MATERIAL PROVIDED:
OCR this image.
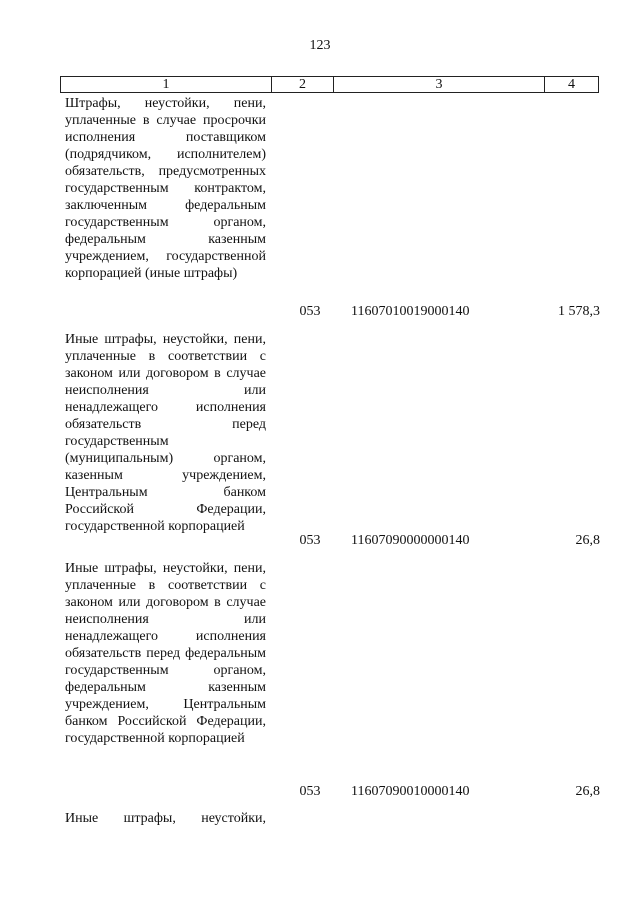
123
1	2	3	4
Штрафы, неустойки, пени, уплаченные в случае просрочки исполнения поставщиком (подрядчиком, исполнителем) обязательств, предусмотренных государственным контрактом, заключенным федеральным государственным органом, федеральным казенным учреждением, государственной корпорацией (иные штрафы)
053	11607010019000140	1 578,3
Иные штрафы, неустойки, пени, уплаченные в соответствии с законом или договором в случае неисполнения или ненадлежащего исполнения обязательств перед государственным (муниципальным) органом, казенным учреждением, Центральным банком Российской Федерации, государственной корпорацией
053	11607090000000140	26,8
Иные штрафы, неустойки, пени, уплаченные в соответствии с законом или договором в случае неисполнения или ненадлежащего исполнения обязательств перед федеральным государственным органом, федеральным казенным учреждением, Центральным банком Российской Федерации, государственной корпорацией
053	11607090010000140	26,8
Иные штрафы, неустойки,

WHAT TO PRODUCE: Report all lines of the material that contain the word "перед".

EXERCISE ANSWER:
Иные штрафы, неустойки, пени, уплаченные в соответствии с законом или договором в случае неисполнения или ненадлежащего исполнения обязательств перед государственным (муниципальным) органом, казенным учреждением, Центральным банком Российской Федерации, государственной корпорацией
Иные штрафы, неустойки, пени, уплаченные в соответствии с законом или договором в случае неисполнения или ненадлежащего исполнения обязательств перед федеральным государственным органом, федеральным казенным учреждением, Центральным банком Российской Федерации, государственной корпорацией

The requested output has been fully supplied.